• GIVEN EXERCISE: Find how many lines in the data below include the word "Teste", then write only that number.
——
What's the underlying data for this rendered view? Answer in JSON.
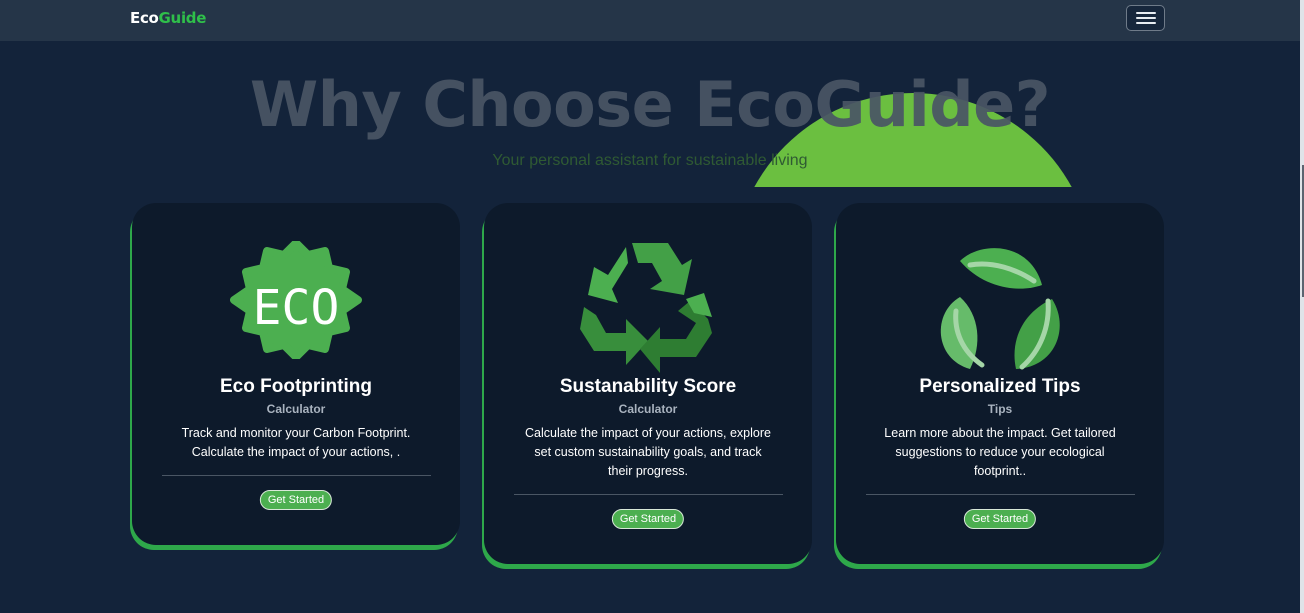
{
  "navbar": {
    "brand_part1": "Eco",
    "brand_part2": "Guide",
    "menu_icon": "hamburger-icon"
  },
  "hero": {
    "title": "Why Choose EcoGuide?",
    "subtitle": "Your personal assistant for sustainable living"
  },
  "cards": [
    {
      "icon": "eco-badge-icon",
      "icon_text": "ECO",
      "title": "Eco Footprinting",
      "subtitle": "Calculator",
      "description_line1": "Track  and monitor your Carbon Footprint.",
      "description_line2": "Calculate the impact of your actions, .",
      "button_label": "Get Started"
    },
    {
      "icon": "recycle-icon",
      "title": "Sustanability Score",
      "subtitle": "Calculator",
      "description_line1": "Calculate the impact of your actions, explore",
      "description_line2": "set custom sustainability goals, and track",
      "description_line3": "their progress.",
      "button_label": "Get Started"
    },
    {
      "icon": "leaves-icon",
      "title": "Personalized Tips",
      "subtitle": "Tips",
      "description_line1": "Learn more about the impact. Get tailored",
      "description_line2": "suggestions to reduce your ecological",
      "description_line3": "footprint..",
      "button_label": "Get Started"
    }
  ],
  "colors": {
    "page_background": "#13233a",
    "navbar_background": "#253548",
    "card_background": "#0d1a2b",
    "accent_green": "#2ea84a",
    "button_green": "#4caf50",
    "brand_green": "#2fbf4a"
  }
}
——
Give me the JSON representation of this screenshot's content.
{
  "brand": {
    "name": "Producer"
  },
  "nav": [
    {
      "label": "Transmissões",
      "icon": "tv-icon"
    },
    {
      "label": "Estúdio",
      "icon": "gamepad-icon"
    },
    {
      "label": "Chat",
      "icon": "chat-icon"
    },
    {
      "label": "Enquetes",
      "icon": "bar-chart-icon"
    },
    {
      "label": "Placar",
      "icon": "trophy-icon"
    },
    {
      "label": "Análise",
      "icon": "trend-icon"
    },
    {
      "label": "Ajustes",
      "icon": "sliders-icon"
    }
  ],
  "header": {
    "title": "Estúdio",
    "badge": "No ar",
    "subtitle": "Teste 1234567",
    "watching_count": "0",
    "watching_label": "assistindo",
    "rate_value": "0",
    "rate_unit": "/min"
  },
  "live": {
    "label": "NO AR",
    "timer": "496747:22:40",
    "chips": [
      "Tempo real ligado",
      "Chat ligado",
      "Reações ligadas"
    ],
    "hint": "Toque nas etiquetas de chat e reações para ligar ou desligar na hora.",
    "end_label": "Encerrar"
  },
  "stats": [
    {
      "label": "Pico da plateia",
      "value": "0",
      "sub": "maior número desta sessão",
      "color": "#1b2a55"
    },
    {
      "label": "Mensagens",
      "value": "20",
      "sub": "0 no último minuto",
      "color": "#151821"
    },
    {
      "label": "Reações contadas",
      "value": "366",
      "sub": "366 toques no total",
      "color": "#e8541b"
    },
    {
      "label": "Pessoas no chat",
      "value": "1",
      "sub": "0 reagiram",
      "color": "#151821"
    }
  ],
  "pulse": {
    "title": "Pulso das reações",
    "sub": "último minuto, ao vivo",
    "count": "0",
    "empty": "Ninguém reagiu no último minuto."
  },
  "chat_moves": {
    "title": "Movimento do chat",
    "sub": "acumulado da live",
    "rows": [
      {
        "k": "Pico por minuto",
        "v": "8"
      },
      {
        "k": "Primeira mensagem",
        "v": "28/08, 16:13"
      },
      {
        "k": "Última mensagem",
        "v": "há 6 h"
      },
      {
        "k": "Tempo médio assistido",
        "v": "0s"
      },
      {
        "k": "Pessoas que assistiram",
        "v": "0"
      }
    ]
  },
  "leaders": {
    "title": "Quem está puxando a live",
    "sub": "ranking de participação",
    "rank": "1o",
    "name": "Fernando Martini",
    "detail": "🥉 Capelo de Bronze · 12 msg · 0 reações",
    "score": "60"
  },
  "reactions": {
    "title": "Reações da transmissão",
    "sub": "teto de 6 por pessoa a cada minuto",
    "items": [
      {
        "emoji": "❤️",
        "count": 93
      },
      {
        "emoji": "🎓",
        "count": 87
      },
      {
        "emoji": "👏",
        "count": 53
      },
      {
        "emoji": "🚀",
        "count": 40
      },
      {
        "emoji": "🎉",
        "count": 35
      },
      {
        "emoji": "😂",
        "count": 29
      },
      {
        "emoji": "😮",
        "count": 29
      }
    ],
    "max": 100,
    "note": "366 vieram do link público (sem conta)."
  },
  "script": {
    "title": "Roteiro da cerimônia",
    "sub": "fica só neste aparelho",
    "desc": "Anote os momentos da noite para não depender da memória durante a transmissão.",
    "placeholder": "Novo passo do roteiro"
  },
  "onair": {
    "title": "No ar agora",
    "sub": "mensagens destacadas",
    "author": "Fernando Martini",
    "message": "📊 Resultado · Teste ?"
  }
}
——
• THE REPLY: 2